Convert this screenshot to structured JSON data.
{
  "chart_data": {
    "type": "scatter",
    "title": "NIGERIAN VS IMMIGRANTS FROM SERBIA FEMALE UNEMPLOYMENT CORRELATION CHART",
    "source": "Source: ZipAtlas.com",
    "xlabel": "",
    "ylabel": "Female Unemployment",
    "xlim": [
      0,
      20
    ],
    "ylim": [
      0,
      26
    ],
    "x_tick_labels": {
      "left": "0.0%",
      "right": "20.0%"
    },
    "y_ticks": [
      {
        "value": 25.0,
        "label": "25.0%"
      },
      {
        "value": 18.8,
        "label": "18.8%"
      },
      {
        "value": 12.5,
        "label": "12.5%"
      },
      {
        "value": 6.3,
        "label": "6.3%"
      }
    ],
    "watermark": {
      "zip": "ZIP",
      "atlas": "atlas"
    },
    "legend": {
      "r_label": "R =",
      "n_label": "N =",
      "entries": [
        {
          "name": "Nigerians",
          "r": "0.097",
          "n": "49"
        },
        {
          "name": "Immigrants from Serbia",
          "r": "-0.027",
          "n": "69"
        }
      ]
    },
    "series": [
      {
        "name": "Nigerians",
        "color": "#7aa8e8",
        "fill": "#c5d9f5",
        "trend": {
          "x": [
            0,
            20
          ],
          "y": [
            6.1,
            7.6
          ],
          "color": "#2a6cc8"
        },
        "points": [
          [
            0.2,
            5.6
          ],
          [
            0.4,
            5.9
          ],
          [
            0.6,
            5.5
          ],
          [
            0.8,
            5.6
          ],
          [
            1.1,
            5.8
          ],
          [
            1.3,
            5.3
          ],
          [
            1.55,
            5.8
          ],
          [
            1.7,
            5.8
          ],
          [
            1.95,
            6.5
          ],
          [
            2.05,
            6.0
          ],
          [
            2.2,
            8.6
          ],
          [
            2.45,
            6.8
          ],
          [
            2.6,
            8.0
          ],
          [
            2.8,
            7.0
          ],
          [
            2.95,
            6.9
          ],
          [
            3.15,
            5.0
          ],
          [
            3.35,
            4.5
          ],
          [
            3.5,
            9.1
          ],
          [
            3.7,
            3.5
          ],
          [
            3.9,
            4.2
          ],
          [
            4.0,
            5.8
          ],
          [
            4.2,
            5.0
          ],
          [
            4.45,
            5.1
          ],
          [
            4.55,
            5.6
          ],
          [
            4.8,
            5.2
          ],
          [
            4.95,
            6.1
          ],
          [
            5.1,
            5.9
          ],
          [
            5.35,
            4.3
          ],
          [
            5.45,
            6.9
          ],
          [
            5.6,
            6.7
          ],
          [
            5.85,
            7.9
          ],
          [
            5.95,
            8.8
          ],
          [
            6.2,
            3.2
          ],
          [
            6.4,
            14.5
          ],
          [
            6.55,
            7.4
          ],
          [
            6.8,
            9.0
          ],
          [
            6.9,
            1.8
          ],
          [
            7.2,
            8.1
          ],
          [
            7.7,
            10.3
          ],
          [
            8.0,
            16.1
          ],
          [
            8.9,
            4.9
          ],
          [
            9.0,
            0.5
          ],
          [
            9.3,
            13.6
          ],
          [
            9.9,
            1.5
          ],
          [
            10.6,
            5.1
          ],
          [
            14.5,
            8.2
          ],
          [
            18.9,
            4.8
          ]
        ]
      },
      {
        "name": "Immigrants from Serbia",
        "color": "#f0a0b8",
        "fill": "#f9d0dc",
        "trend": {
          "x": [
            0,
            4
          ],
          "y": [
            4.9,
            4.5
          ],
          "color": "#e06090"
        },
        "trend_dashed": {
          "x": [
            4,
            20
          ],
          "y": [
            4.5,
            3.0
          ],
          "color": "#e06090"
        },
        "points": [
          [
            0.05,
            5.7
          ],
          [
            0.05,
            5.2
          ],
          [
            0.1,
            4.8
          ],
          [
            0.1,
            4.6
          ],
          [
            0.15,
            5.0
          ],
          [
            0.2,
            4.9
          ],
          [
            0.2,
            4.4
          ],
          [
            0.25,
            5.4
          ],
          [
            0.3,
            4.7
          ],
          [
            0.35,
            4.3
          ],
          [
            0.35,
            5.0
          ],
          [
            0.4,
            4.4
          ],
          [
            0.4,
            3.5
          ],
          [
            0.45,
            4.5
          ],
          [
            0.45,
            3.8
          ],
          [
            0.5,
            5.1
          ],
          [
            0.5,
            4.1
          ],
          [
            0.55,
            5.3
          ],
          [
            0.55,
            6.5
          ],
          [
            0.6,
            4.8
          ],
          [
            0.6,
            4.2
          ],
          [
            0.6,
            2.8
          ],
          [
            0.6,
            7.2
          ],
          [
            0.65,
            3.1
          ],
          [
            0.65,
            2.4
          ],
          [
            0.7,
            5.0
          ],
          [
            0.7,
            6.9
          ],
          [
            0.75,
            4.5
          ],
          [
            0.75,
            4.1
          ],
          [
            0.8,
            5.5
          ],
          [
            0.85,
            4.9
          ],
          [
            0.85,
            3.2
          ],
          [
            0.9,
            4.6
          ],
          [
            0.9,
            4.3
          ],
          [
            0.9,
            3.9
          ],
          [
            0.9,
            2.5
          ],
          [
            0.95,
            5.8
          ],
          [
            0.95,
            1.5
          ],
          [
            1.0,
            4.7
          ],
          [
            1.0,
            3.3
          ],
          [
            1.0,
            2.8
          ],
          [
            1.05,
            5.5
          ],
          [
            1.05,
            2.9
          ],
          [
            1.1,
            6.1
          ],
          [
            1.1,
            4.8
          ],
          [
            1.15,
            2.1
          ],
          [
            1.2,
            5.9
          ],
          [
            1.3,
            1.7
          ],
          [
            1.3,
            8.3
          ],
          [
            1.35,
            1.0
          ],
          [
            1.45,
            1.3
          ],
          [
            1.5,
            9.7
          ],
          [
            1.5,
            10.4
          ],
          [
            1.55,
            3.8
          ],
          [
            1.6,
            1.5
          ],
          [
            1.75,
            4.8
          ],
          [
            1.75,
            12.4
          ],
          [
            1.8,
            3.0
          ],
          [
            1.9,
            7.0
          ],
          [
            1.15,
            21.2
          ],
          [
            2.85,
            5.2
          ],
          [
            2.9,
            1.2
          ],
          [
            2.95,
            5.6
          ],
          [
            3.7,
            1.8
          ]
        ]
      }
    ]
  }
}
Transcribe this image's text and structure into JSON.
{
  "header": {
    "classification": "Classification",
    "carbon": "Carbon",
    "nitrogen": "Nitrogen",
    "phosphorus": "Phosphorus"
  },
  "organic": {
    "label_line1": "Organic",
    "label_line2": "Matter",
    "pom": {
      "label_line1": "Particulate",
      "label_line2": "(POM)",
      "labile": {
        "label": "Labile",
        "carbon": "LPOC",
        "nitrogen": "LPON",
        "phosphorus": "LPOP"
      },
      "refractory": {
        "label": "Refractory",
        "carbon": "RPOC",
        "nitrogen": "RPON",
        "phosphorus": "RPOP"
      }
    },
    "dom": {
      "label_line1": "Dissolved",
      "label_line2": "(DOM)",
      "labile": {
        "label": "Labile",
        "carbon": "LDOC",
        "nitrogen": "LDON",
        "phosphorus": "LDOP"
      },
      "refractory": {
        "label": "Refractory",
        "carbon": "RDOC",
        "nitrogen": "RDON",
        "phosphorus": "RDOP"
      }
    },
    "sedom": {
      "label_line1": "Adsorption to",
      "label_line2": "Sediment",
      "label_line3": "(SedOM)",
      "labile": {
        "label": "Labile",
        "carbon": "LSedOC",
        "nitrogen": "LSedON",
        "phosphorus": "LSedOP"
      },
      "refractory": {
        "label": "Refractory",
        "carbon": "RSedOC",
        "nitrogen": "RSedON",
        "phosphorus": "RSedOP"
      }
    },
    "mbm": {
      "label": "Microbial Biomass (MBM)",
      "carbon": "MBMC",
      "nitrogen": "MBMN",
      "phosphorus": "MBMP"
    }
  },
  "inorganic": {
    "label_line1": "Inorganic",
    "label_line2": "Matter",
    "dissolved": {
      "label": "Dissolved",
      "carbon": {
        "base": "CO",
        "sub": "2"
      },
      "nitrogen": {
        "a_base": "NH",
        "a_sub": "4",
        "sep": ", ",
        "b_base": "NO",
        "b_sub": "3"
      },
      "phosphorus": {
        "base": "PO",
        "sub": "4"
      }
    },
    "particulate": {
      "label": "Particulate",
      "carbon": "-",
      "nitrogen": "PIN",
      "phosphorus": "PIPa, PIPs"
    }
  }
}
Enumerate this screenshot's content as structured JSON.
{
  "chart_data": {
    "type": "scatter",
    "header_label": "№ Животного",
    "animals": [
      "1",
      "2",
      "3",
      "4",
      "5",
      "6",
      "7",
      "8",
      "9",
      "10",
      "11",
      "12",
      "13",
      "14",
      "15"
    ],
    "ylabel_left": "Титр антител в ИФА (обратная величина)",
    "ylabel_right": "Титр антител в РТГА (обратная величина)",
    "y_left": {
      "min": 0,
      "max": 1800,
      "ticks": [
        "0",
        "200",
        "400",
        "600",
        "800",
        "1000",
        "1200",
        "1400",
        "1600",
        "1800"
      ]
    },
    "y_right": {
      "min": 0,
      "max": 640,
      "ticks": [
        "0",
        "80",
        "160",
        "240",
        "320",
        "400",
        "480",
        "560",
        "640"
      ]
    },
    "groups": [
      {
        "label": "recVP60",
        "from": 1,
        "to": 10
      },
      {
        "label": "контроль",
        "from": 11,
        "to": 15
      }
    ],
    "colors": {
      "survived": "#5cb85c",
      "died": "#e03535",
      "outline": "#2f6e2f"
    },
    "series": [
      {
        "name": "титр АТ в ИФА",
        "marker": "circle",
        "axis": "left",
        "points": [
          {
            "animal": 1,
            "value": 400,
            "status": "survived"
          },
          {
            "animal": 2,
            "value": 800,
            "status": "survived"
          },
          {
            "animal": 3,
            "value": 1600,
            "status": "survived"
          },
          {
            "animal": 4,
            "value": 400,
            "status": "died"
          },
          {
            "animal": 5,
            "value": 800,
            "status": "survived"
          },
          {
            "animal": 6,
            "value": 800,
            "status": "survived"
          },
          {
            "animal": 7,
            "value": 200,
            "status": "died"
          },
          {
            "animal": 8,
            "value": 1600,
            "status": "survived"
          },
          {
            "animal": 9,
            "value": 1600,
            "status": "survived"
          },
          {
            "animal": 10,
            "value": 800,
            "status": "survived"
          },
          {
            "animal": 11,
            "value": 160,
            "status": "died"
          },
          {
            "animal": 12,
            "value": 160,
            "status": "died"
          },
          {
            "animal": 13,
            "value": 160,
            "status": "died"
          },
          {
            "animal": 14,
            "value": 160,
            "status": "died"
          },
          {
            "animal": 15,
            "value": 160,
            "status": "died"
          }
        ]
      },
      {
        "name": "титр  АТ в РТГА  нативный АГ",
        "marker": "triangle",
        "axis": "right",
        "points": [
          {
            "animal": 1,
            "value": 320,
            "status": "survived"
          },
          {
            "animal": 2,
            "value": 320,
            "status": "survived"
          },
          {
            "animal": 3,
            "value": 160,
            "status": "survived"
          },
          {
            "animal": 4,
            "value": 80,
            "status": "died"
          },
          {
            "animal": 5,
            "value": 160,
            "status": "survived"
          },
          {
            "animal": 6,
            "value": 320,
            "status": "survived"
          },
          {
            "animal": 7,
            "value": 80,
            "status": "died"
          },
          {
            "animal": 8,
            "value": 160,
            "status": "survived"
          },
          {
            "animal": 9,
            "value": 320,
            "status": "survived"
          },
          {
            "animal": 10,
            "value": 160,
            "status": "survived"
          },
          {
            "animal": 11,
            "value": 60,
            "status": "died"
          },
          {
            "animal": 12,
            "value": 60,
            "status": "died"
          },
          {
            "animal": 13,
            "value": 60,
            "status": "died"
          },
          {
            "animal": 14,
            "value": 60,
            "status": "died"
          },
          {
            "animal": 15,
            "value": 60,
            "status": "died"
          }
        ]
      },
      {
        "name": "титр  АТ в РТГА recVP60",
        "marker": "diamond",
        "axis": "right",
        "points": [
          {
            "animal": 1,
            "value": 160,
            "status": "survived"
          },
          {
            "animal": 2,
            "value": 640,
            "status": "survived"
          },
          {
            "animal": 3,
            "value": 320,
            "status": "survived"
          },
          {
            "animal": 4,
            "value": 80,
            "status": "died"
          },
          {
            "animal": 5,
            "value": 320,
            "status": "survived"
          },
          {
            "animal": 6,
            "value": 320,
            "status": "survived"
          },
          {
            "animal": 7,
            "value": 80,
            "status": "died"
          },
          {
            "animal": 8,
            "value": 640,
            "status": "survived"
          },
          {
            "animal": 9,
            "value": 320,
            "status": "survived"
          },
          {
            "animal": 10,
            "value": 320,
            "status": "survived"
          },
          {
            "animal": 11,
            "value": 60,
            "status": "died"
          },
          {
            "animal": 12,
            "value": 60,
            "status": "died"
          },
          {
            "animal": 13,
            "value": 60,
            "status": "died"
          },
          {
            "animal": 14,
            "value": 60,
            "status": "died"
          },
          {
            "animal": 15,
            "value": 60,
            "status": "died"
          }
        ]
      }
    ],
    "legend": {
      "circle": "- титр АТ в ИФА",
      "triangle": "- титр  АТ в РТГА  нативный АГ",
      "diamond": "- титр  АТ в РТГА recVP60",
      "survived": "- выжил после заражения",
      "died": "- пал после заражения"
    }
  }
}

• Problem: How many of the listing's lines contain "phosphorus"? Respond with a single number and nothing else.

• Response to the exercise: 10